╭──

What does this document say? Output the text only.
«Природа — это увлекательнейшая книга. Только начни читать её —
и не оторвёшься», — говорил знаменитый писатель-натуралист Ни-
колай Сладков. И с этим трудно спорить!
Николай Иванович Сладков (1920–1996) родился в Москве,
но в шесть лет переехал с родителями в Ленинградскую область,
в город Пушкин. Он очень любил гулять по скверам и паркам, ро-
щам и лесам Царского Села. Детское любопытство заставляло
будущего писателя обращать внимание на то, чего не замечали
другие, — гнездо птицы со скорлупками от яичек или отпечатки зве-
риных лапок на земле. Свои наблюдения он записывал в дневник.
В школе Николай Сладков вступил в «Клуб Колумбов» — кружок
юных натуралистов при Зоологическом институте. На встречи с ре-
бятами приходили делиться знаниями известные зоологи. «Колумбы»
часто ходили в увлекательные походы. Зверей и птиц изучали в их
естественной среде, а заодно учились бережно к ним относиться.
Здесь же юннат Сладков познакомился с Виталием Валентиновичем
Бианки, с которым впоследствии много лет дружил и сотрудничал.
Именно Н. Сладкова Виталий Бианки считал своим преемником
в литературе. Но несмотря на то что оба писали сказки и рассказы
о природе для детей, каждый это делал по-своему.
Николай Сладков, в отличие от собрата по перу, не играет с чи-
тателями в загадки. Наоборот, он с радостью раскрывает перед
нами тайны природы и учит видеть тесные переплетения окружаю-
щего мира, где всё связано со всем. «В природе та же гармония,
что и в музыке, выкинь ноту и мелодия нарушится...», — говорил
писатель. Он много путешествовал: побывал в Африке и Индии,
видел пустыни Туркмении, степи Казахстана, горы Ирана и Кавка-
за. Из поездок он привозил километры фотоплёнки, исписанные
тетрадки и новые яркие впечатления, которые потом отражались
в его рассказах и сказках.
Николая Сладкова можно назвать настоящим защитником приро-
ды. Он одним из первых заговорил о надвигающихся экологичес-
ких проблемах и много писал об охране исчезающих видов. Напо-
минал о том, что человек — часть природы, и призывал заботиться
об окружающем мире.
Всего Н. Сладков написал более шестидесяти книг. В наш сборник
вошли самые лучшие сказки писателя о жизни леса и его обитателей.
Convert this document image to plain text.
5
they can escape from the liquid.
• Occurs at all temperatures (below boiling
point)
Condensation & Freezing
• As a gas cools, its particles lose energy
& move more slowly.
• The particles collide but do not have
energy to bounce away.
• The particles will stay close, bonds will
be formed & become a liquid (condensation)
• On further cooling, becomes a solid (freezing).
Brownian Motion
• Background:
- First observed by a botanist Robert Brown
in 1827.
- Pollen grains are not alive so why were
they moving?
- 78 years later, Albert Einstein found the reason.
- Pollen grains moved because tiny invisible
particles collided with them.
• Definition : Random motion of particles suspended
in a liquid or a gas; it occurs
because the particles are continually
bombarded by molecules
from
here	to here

╰──

* What is expected: The records above need to be transcribed in full. Keep every character unchanged.

* Result:
What does this document say? Output the text only.
«Природа — это увлекательнейшая книга. Только начни читать её —
и не оторвёшься», — говорил знаменитый писатель-натуралист Ни-
колай Сладков. И с этим трудно спорить!
Николай Иванович Сладков (1920–1996) родился в Москве,
но в шесть лет переехал с родителями в Ленинградскую область,
в город Пушкин. Он очень любил гулять по скверам и паркам, ро-
щам и лесам Царского Села. Детское любопытство заставляло
будущего писателя обращать внимание на то, чего не замечали
другие, — гнездо птицы со скорлупками от яичек или отпечатки зве-
риных лапок на земле. Свои наблюдения он записывал в дневник.
В школе Николай Сладков вступил в «Клуб Колумбов» — кружок
юных натуралистов при Зоологическом институте. На встречи с ре-
бятами приходили делиться знаниями известные зоологи. «Колумбы»
часто ходили в увлекательные походы. Зверей и птиц изучали в их
естественной среде, а заодно учились бережно к ним относиться.
Здесь же юннат Сладков познакомился с Виталием Валентиновичем
Бианки, с которым впоследствии много лет дружил и сотрудничал.
Именно Н. Сладкова Виталий Бианки считал своим преемником
в литературе. Но несмотря на то что оба писали сказки и рассказы
о природе для детей, каждый это делал по-своему.
Николай Сладков, в отличие от собрата по перу, не играет с чи-
тателями в загадки. Наоборот, он с радостью раскрывает перед
нами тайны природы и учит видеть тесные переплетения окружаю-
щего мира, где всё связано со всем. «В природе та же гармония,
что и в музыке, выкинь ноту и мелодия нарушится...», — говорил
писатель. Он много путешествовал: побывал в Африке и Индии,
видел пустыни Туркмении, степи Казахстана, горы Ирана и Кавка-
за. Из поездок он привозил километры фотоплёнки, исписанные
тетрадки и новые яркие впечатления, которые потом отражались
в его рассказах и сказках.
Николая Сладкова можно назвать настоящим защитником приро-
ды. Он одним из первых заговорил о надвигающихся экологичес-
ких проблемах и много писал об охране исчезающих видов. Напо-
минал о том, что человек — часть природы, и призывал заботиться
об окружающем мире.
Всего Н. Сладков написал более шестидесяти книг. В наш сборник
вошли самые лучшие сказки писателя о жизни леса и его обитателей.
Convert this document image to plain text.
5
they can escape from the liquid.
• Occurs at all temperatures (below boiling
point)
Condensation & Freezing
• As a gas cools, its particles lose energy
& move more slowly.
• The particles collide but do not have
energy to bounce away.
• The particles will stay close, bonds will
be formed & become a liquid (condensation)
• On further cooling, becomes a solid (freezing).
Brownian Motion
• Background:
- First observed by a botanist Robert Brown
in 1827.
- Pollen grains are not alive so why were
they moving?
- 78 years later, Albert Einstein found the reason.
- Pollen grains moved because tiny invisible
particles collided with them.
• Definition : Random motion of particles suspended
in a liquid or a gas; it occurs
because the particles are continually
bombarded by molecules
from
here	to here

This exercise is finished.